**THE PROBLEM:** Count how many lines below contain the word "bakterii", then give that number alone.

**MATERIAL FOR THIS EXERCISE:**
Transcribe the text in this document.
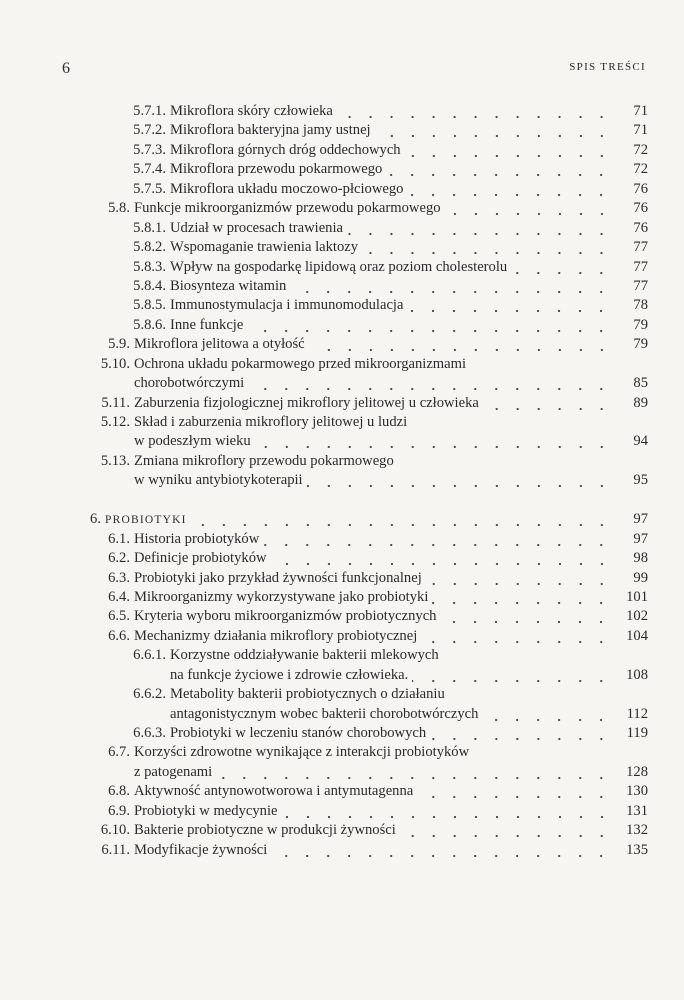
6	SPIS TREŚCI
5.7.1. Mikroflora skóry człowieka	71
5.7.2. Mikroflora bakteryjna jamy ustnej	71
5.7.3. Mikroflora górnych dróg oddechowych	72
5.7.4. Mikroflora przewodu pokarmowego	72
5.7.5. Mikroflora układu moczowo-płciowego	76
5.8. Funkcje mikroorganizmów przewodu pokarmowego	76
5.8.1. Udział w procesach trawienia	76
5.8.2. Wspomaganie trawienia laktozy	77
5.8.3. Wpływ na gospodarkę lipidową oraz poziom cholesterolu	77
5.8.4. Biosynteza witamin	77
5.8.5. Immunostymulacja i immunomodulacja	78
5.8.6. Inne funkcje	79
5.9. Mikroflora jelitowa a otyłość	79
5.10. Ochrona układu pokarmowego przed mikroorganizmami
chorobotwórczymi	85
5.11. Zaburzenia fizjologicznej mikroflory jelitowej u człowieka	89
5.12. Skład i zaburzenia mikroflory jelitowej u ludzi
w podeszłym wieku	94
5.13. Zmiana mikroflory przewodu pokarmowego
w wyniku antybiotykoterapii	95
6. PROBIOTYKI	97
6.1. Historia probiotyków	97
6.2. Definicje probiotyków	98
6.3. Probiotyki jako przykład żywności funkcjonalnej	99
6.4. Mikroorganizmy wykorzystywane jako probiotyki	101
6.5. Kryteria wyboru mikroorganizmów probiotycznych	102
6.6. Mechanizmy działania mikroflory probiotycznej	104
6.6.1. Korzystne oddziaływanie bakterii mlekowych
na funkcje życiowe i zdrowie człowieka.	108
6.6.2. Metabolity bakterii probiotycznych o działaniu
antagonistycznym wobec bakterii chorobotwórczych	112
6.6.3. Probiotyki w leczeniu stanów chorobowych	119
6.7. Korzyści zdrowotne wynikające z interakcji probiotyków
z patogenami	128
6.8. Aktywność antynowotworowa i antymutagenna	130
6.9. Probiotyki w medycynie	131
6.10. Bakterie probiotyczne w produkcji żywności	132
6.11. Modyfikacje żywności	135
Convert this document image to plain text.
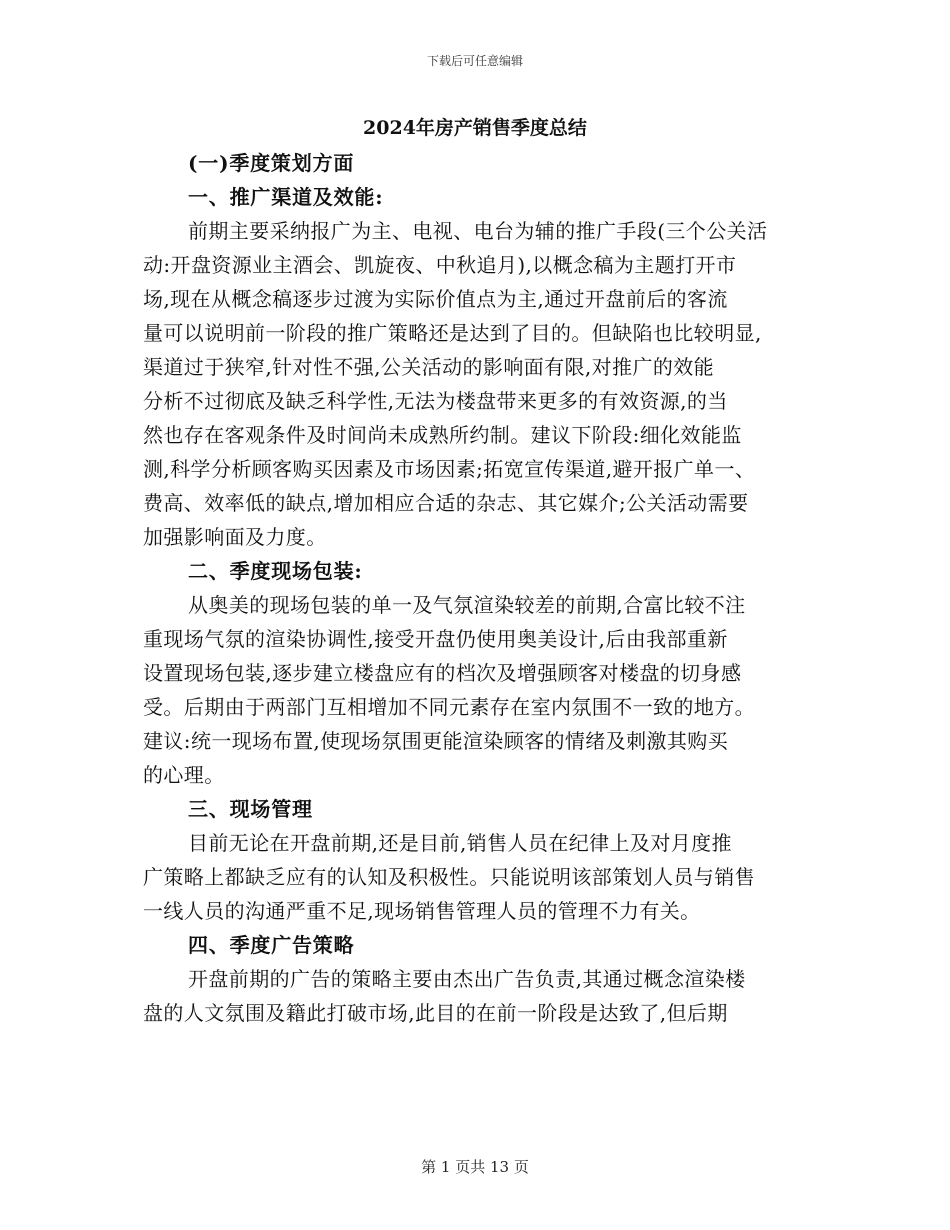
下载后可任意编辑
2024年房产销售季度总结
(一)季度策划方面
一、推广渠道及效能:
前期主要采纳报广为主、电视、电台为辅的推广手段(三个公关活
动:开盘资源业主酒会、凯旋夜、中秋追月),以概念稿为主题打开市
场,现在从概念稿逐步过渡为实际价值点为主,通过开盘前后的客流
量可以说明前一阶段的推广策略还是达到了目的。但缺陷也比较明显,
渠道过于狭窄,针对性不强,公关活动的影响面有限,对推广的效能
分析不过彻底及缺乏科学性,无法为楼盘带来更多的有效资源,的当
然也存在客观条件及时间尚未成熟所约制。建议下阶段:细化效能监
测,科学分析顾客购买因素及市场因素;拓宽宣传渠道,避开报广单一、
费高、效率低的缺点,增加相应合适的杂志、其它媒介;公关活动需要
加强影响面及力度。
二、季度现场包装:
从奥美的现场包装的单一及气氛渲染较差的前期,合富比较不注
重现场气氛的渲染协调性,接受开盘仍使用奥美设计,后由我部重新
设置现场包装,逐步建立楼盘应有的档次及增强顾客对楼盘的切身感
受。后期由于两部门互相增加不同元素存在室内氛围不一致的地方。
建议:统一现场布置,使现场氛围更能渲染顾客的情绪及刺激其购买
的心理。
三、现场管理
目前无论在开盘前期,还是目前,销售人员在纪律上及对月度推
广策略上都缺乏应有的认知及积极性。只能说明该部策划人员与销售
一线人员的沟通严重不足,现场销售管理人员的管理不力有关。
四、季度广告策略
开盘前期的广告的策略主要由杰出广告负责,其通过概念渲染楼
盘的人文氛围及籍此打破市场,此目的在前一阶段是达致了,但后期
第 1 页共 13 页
==
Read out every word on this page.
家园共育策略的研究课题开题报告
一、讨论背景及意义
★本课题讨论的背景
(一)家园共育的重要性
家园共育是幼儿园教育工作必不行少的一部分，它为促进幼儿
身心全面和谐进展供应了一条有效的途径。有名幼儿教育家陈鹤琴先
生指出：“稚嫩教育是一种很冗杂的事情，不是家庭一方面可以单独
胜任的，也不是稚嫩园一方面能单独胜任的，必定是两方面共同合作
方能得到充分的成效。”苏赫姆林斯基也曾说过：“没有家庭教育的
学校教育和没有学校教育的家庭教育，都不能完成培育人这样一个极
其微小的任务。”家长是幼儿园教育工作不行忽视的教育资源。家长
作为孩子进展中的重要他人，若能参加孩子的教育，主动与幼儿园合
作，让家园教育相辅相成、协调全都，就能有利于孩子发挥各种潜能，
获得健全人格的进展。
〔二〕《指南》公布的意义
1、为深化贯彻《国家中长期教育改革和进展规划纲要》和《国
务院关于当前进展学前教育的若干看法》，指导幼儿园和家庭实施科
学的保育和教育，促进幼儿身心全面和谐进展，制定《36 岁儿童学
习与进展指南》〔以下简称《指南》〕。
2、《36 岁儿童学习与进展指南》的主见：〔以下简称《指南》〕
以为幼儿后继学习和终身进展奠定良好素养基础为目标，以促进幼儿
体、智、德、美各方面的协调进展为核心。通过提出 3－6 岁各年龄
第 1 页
* * *
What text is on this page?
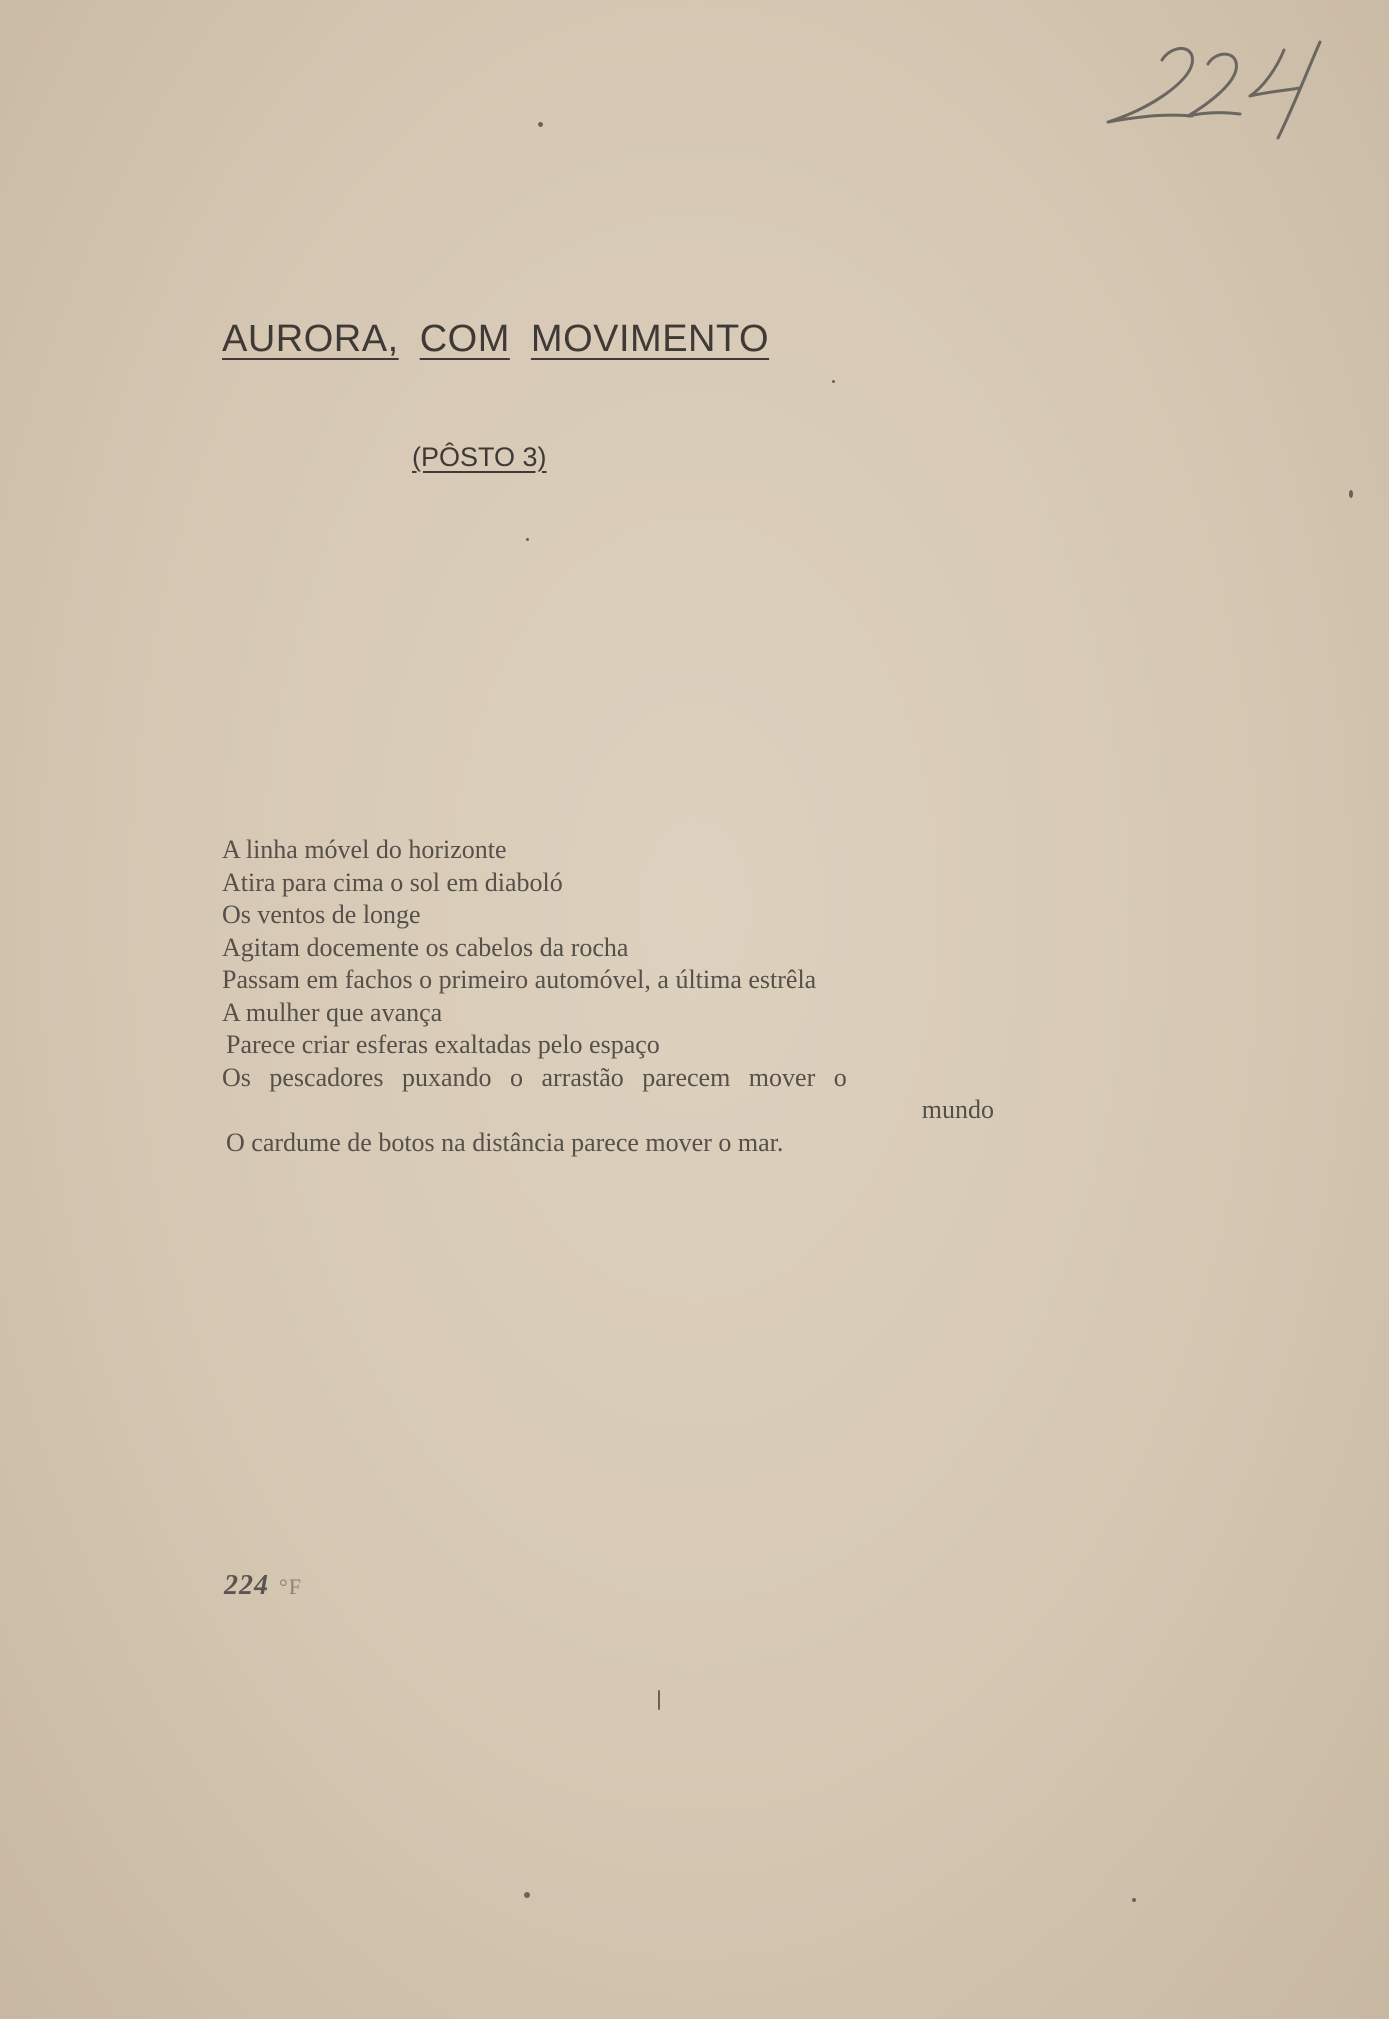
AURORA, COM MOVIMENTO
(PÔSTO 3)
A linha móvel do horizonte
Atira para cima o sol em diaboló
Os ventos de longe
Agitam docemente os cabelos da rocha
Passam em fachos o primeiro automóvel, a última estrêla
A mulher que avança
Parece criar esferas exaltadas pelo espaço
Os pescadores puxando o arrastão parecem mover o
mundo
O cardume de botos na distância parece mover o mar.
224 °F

**THE ANSWER:** 3